TASK:
Find the lines containing the word "subtitle" and copy every one of them.

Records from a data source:
.....

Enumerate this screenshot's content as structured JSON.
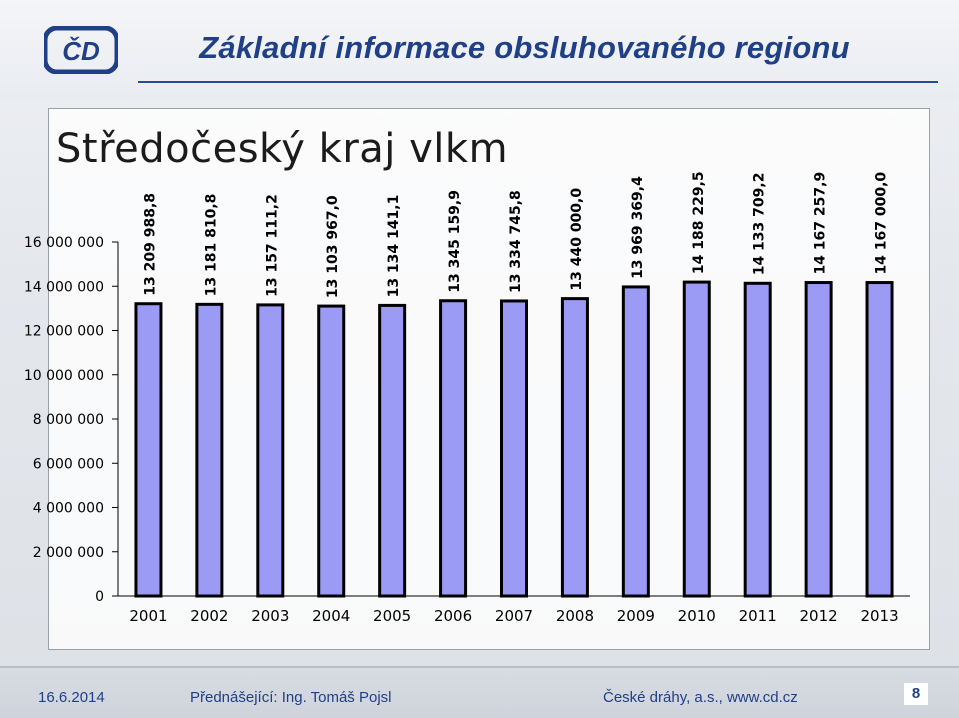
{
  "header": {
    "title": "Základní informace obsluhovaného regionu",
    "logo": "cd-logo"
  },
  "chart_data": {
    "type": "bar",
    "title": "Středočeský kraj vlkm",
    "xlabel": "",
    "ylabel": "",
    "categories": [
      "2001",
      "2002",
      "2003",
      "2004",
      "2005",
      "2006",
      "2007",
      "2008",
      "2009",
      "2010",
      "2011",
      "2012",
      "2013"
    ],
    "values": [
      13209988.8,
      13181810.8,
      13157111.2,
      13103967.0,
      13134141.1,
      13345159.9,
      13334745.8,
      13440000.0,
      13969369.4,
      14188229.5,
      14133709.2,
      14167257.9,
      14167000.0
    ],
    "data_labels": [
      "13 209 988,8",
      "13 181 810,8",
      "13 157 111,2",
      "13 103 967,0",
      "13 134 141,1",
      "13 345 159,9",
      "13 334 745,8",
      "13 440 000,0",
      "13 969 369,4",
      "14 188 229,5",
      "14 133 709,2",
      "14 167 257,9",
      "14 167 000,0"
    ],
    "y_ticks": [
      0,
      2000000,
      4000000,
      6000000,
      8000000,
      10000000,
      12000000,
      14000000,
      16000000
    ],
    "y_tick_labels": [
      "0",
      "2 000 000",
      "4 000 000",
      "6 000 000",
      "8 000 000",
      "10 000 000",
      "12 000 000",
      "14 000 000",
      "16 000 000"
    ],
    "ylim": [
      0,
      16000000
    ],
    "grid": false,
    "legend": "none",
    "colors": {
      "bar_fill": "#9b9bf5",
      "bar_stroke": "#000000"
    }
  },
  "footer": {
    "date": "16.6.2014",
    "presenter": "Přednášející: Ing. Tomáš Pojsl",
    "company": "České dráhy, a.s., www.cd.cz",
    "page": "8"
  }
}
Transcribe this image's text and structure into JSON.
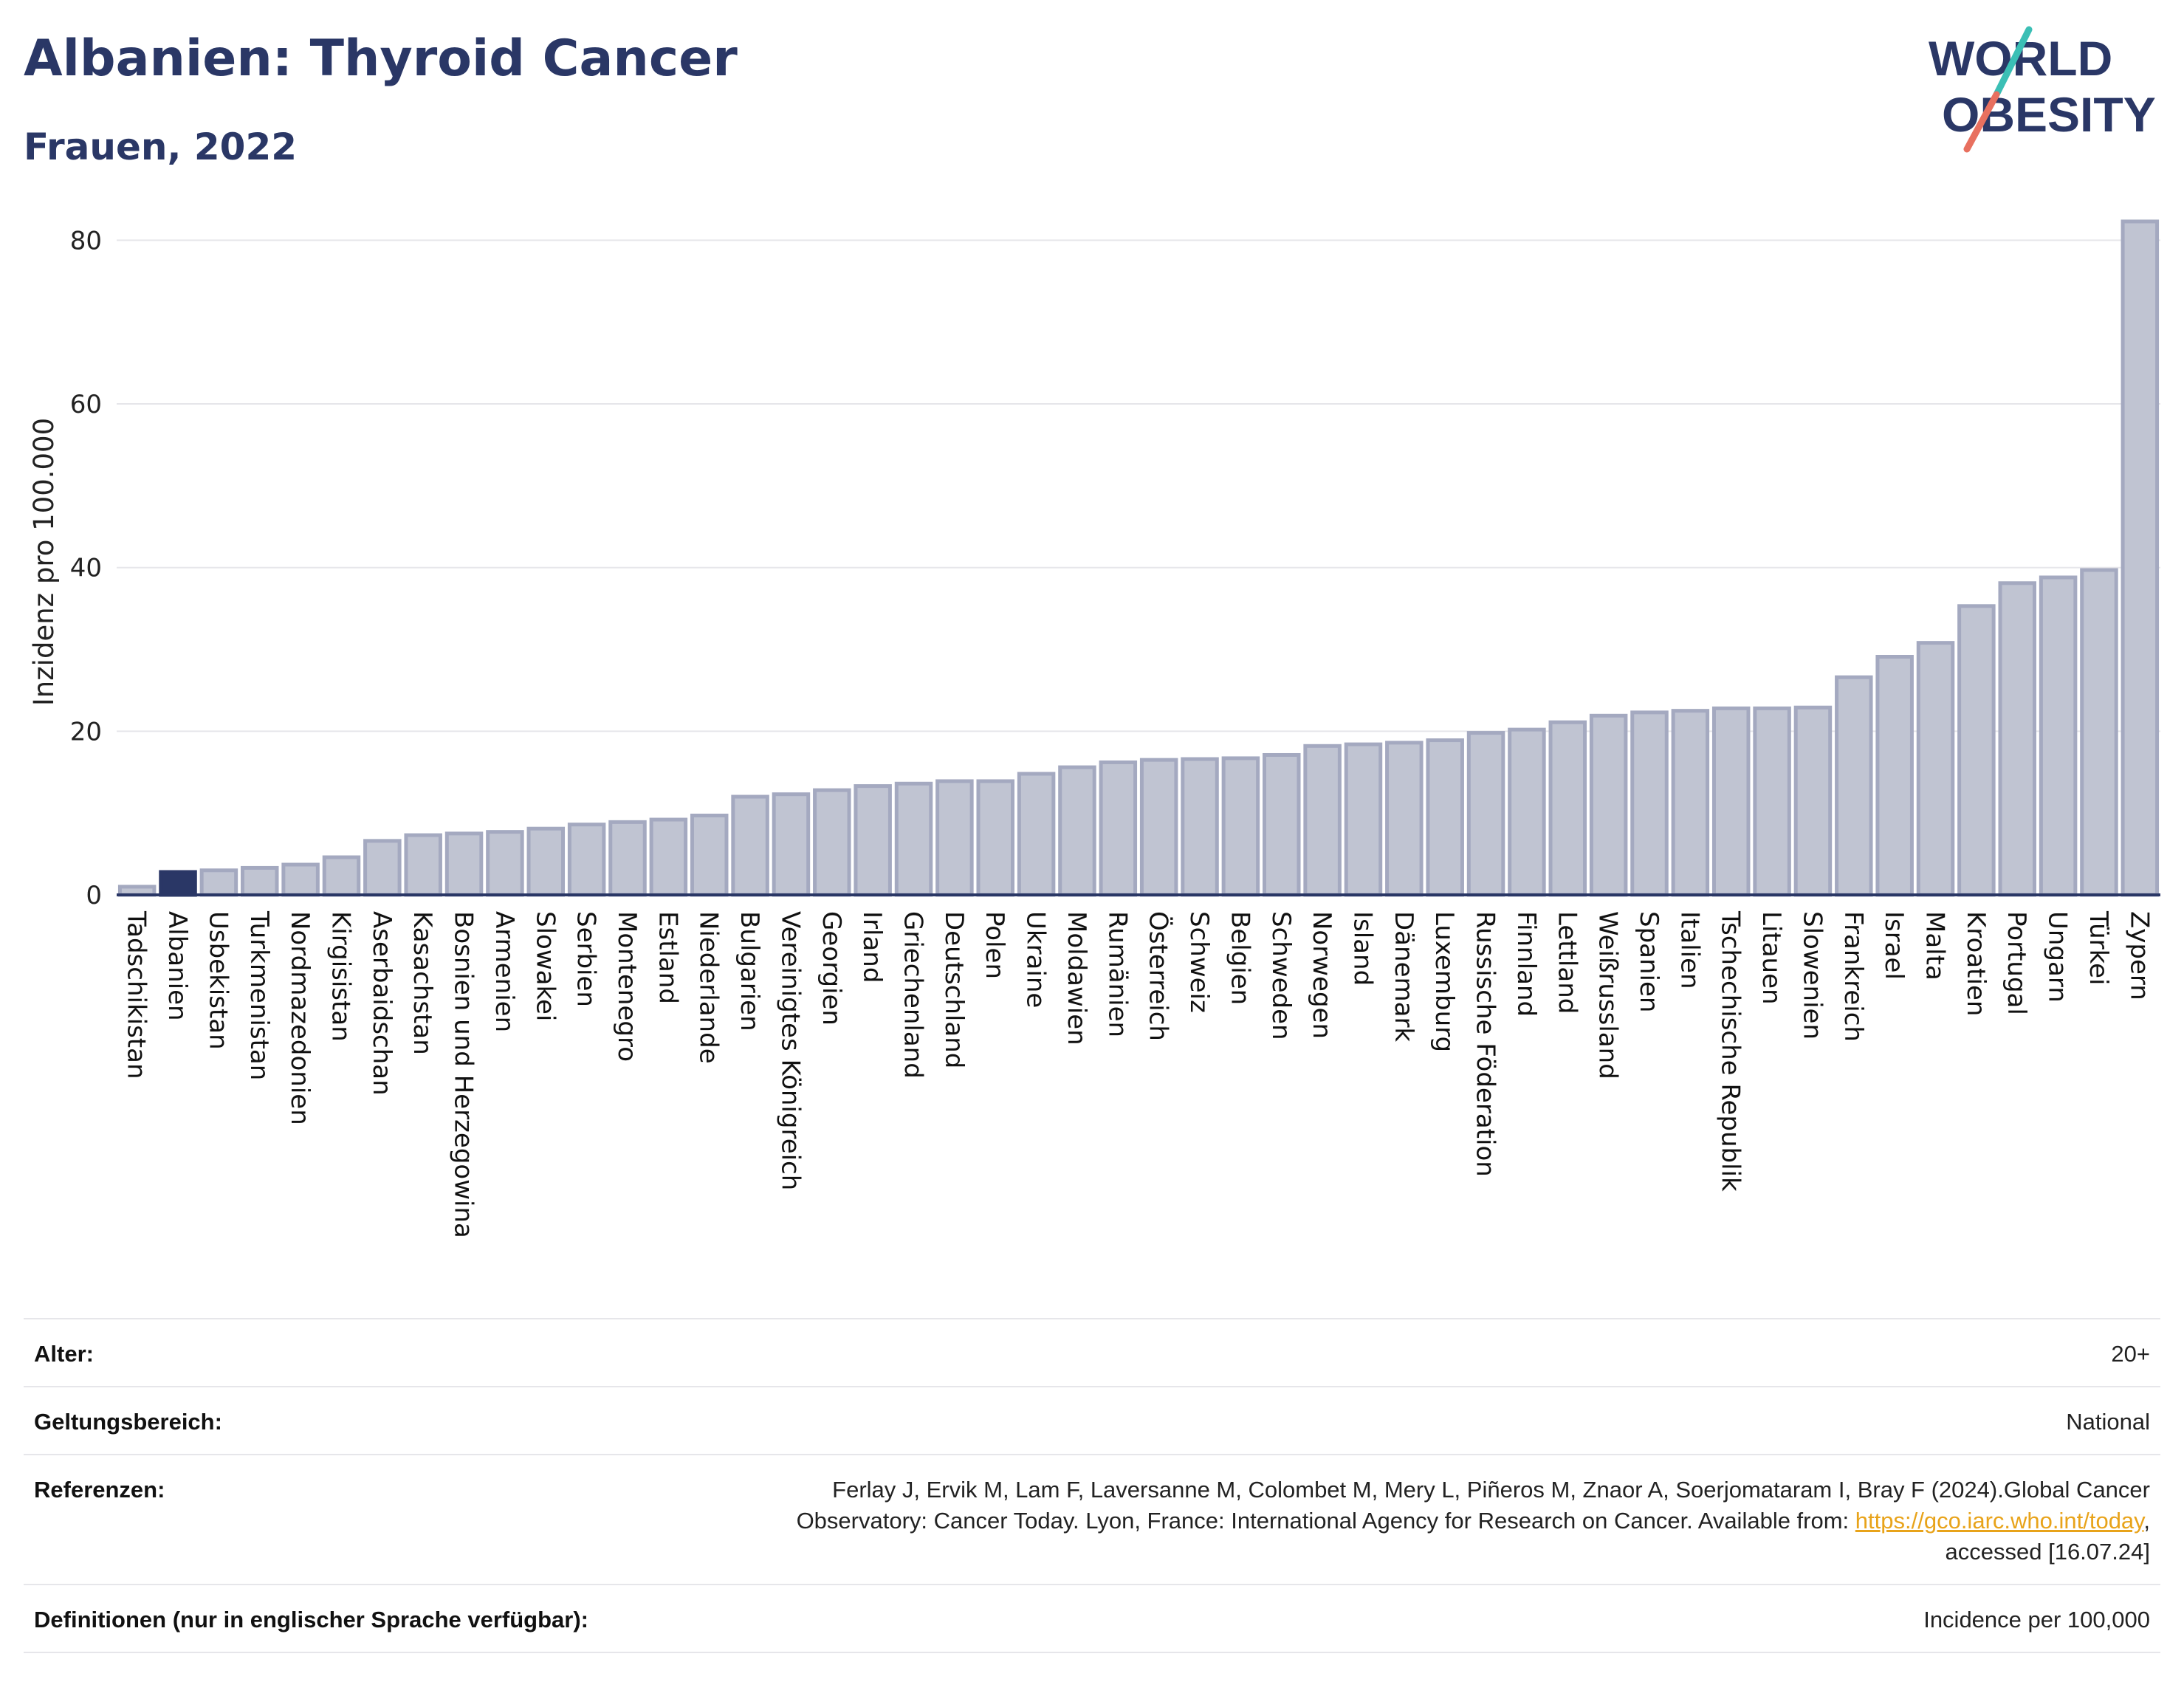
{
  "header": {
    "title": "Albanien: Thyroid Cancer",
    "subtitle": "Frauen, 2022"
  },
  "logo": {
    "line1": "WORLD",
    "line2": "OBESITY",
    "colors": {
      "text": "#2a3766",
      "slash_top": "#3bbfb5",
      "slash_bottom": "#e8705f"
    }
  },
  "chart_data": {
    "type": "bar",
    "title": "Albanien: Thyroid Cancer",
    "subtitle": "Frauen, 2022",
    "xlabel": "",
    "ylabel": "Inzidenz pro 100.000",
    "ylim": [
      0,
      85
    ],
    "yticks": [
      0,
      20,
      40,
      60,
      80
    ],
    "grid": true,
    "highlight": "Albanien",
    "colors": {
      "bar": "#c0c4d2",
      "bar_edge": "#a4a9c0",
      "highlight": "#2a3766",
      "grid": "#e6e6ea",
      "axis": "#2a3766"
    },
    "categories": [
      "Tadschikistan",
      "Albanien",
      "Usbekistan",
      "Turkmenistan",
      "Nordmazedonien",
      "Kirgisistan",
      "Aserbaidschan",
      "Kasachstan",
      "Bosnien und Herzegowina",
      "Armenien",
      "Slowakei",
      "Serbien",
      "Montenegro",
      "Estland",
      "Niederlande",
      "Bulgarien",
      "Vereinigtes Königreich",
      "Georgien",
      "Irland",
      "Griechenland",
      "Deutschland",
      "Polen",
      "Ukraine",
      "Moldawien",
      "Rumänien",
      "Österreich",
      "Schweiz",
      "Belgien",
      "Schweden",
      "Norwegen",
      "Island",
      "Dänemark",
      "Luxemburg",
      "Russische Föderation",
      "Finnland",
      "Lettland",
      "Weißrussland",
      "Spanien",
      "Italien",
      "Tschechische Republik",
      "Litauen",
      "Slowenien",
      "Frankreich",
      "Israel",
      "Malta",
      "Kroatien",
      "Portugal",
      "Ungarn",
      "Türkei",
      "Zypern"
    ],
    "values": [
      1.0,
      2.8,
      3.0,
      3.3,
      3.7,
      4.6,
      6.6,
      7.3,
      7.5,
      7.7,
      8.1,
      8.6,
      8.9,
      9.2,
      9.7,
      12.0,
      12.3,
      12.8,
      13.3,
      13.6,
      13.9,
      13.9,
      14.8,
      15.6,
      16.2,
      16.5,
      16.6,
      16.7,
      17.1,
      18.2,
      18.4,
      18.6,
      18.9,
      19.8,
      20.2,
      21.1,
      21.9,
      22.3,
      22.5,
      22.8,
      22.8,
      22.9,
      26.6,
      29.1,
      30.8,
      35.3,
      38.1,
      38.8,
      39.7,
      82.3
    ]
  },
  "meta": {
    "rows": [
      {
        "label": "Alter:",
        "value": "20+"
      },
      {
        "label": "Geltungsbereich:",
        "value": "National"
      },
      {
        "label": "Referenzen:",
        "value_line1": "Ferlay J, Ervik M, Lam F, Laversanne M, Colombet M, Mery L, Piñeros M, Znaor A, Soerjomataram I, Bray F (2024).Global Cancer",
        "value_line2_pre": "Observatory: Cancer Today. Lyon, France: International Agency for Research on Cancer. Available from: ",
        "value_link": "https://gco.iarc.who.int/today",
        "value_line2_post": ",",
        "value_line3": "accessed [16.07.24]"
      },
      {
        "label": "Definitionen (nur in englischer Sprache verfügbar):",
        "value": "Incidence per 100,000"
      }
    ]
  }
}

.....

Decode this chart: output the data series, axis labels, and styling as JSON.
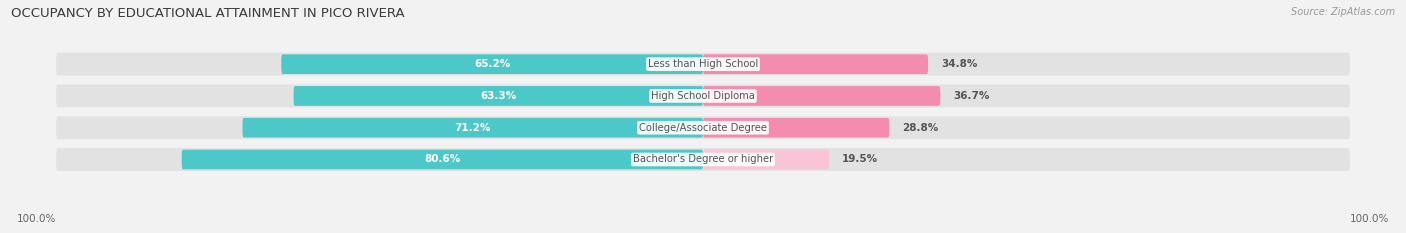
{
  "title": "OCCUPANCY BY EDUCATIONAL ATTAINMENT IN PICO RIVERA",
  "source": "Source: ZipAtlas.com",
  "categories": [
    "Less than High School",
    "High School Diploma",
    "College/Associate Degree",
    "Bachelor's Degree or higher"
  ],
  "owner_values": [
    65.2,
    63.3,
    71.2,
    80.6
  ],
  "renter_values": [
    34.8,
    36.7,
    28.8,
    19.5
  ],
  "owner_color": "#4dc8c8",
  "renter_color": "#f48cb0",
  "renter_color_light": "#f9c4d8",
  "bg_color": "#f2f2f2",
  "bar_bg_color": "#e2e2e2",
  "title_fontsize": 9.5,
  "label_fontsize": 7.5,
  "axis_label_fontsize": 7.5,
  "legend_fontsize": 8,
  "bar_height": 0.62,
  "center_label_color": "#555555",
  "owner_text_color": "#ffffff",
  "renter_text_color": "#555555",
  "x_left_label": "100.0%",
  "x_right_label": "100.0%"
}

.....

EXERCISE SOLUTION:
    "subtitle": "Frauen, 2022"
    "subtitle": "Frauen, 2022",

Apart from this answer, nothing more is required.